» **Your objective**
Exactly reproduce the entries, dropping any pictures from your copy.

----------

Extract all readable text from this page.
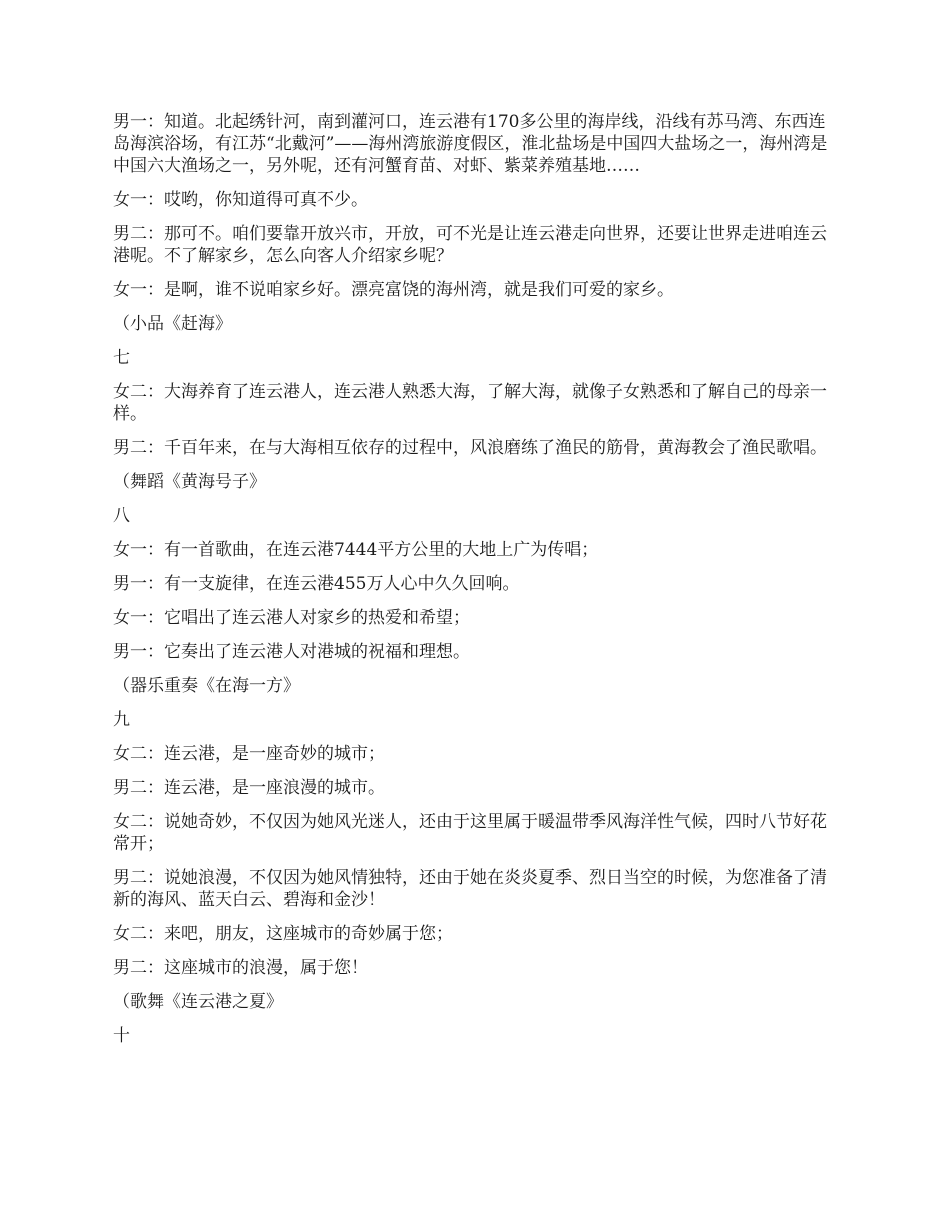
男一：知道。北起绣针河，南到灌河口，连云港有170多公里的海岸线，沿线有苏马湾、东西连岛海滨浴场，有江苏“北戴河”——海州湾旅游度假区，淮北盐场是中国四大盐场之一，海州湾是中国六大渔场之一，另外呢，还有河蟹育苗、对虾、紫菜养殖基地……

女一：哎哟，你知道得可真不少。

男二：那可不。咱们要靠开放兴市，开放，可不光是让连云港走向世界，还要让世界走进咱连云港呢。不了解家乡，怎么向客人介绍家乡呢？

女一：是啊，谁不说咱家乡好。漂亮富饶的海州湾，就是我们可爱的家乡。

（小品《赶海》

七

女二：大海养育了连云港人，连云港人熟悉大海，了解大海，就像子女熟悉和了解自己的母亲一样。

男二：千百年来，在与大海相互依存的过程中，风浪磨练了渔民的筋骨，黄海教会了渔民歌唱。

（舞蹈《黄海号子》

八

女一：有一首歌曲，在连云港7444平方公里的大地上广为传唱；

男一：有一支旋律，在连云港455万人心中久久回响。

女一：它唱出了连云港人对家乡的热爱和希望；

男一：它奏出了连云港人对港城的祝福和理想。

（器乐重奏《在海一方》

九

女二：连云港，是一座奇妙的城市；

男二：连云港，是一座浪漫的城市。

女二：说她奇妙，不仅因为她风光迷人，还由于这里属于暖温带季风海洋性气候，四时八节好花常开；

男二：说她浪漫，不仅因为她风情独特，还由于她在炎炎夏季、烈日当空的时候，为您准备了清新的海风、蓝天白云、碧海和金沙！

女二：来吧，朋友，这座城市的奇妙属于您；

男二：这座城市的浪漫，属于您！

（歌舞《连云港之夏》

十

----------

» **Complete response**
Extract all readable text from this page.
男一：知道。北起绣针河，南到灌河口，连云港有170多公里的海岸线，沿线有苏马湾、东西连岛海滨浴场，有江苏“北戴河”——海州湾旅游度假区，淮北盐场是中国四大盐场之一，海州湾是中国六大渔场之一，另外呢，还有河蟹育苗、对虾、紫菜养殖基地……

女一：哎哟，你知道得可真不少。

男二：那可不。咱们要靠开放兴市，开放，可不光是让连云港走向世界，还要让世界走进咱连云港呢。不了解家乡，怎么向客人介绍家乡呢？

女一：是啊，谁不说咱家乡好。漂亮富饶的海州湾，就是我们可爱的家乡。

（小品《赶海》

七

女二：大海养育了连云港人，连云港人熟悉大海，了解大海，就像子女熟悉和了解自己的母亲一样。

男二：千百年来，在与大海相互依存的过程中，风浪磨练了渔民的筋骨，黄海教会了渔民歌唱。

（舞蹈《黄海号子》

八

女一：有一首歌曲，在连云港7444平方公里的大地上广为传唱；

男一：有一支旋律，在连云港455万人心中久久回响。

女一：它唱出了连云港人对家乡的热爱和希望；

男一：它奏出了连云港人对港城的祝福和理想。

（器乐重奏《在海一方》

九

女二：连云港，是一座奇妙的城市；

男二：连云港，是一座浪漫的城市。

女二：说她奇妙，不仅因为她风光迷人，还由于这里属于暖温带季风海洋性气候，四时八节好花常开；

男二：说她浪漫，不仅因为她风情独特，还由于她在炎炎夏季、烈日当空的时候，为您准备了清新的海风、蓝天白云、碧海和金沙！

女二：来吧，朋友，这座城市的奇妙属于您；

男二：这座城市的浪漫，属于您！

（歌舞《连云港之夏》

十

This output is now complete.